_What to work on_
In the entries below, count every line with the word "более". Return only the count.
::::::::::
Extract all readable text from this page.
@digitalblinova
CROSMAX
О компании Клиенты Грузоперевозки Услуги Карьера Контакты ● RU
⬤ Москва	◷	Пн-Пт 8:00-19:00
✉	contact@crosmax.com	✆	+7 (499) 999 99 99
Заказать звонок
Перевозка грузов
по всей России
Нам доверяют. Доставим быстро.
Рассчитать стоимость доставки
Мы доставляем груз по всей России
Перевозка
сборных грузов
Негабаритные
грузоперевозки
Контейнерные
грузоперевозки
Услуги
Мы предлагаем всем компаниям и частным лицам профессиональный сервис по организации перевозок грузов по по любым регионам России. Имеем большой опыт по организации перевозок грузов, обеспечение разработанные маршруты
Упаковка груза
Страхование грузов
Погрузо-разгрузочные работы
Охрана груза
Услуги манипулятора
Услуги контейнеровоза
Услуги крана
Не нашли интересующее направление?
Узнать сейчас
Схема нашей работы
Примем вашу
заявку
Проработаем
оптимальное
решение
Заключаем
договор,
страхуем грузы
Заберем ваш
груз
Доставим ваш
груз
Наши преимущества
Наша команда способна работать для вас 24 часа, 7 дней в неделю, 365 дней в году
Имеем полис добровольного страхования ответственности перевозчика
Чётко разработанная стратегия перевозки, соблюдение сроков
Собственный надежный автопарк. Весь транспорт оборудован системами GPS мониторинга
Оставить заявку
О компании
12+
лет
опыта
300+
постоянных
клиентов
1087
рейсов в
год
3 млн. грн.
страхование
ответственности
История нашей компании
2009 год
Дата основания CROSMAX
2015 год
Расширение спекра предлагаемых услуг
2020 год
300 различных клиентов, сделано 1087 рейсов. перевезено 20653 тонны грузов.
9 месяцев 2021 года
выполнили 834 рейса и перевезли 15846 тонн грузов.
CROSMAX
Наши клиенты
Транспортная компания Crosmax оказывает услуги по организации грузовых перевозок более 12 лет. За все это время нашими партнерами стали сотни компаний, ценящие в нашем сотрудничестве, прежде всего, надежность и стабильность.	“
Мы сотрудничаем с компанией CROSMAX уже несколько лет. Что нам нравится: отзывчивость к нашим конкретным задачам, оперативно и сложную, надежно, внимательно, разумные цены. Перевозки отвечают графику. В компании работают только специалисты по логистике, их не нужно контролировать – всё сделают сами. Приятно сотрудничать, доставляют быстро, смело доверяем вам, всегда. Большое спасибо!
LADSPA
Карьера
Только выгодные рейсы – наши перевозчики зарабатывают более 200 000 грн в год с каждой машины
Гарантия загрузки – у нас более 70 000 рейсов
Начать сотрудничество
::::::::::
_Result below_
3